• _EXERCISE_: In the records below, count every line containing "комнаты". Reply with the number only.

• _PROVIDED ENTRIES_:
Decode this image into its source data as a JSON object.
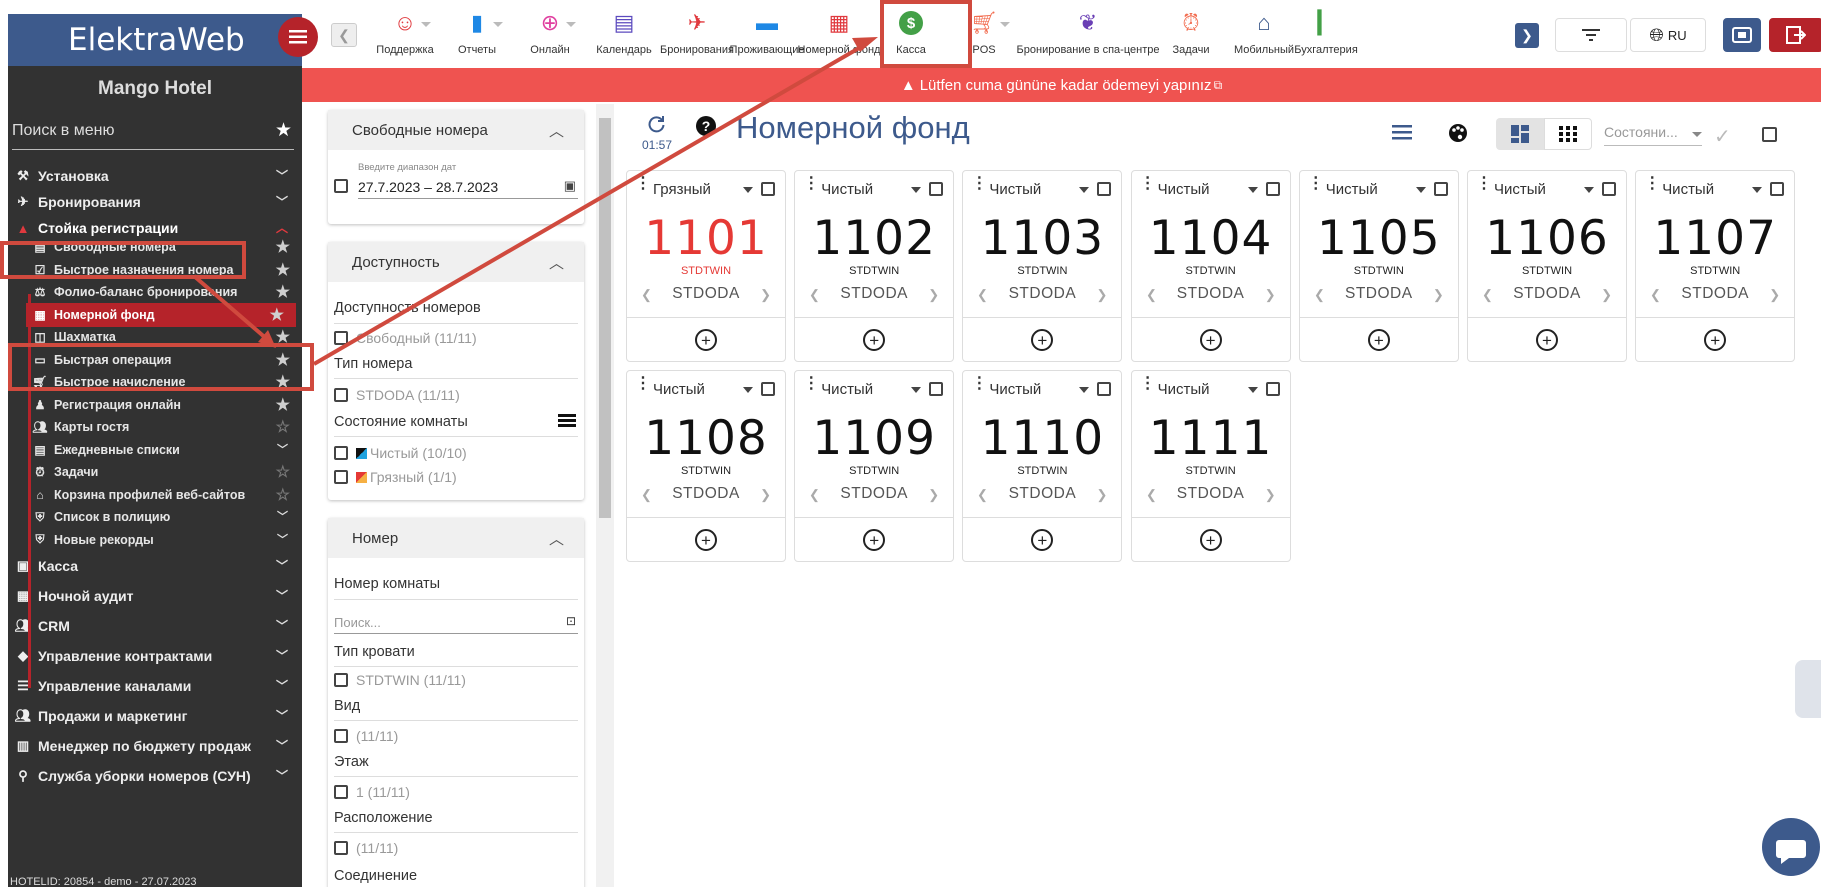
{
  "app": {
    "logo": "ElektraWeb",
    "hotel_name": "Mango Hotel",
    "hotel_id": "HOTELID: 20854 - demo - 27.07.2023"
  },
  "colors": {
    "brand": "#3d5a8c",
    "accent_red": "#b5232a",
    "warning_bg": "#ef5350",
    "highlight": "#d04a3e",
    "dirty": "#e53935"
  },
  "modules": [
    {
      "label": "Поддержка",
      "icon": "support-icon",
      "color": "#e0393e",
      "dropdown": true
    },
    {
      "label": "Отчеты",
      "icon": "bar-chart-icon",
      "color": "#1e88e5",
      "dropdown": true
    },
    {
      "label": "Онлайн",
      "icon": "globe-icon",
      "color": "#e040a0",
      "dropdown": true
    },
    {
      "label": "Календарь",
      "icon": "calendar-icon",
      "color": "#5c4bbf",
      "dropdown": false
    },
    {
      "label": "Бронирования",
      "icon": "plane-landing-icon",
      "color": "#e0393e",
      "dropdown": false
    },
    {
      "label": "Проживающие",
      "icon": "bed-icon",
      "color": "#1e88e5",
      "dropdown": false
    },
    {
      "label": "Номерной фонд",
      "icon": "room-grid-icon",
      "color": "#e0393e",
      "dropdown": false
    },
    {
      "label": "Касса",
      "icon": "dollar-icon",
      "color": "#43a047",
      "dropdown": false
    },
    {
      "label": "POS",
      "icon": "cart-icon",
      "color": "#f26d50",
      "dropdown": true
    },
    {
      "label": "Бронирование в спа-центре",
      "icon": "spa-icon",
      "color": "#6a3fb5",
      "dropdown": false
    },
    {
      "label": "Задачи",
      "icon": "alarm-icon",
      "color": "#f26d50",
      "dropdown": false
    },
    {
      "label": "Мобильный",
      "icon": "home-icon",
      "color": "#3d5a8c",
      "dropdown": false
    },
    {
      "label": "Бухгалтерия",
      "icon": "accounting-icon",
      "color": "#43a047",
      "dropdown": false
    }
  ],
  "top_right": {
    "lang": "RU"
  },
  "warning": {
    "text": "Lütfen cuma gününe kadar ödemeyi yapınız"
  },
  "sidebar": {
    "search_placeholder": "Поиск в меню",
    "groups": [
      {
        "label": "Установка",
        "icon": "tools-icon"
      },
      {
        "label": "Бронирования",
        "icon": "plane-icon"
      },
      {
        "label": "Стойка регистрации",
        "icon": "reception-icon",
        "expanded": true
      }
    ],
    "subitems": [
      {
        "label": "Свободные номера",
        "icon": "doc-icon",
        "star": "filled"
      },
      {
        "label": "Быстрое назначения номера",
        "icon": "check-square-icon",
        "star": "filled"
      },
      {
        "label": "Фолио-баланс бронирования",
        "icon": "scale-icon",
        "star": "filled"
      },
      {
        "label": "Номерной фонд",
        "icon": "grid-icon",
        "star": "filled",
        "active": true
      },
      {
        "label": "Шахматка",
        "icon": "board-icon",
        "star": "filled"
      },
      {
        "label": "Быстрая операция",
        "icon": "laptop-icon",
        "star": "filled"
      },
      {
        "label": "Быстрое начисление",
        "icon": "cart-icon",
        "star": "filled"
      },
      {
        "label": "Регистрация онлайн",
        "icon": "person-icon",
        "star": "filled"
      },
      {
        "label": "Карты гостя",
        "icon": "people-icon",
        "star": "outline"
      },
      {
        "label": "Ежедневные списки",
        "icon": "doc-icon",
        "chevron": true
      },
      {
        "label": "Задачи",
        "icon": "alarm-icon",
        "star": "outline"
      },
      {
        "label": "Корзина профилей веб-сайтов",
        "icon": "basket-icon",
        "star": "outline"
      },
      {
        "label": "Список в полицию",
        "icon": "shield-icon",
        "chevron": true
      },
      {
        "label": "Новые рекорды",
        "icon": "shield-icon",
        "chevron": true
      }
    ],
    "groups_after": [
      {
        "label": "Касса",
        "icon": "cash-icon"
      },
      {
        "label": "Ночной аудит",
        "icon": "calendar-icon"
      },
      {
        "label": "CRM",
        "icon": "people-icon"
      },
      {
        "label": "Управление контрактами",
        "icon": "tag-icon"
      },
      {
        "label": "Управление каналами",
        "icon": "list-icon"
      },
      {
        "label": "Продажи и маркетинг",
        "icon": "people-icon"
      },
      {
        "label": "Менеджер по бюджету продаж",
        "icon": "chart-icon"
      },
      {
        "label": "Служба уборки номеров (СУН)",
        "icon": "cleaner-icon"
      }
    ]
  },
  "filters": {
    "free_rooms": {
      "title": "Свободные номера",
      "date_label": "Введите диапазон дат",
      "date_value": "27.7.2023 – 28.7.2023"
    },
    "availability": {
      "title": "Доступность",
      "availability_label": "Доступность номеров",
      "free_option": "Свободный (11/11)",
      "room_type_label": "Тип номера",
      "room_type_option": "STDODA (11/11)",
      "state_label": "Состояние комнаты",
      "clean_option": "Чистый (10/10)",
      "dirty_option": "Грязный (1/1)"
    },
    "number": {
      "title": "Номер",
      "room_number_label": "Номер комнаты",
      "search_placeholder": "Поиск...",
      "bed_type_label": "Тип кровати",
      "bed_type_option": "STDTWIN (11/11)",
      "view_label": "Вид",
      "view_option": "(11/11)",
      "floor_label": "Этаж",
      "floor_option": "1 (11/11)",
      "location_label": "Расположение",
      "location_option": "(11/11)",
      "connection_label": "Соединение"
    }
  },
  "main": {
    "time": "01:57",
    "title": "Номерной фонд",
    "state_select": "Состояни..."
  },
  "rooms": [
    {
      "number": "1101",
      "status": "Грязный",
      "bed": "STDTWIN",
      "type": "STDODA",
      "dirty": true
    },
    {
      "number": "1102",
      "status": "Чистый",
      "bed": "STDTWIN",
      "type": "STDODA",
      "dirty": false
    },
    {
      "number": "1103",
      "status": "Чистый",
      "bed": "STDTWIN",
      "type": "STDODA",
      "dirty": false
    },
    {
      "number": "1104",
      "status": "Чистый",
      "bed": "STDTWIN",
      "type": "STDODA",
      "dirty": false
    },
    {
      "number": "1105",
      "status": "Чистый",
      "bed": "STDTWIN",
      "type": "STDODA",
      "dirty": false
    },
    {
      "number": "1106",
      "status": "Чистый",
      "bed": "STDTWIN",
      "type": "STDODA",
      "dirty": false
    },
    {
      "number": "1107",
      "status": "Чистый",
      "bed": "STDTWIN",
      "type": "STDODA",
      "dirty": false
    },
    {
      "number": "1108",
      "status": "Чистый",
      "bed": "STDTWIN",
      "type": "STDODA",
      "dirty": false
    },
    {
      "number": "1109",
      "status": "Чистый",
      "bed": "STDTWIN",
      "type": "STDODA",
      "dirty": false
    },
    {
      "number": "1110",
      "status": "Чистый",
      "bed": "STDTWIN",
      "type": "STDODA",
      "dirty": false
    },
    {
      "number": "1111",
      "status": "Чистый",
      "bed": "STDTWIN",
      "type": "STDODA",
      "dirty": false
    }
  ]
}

• _THE RESULT_: 2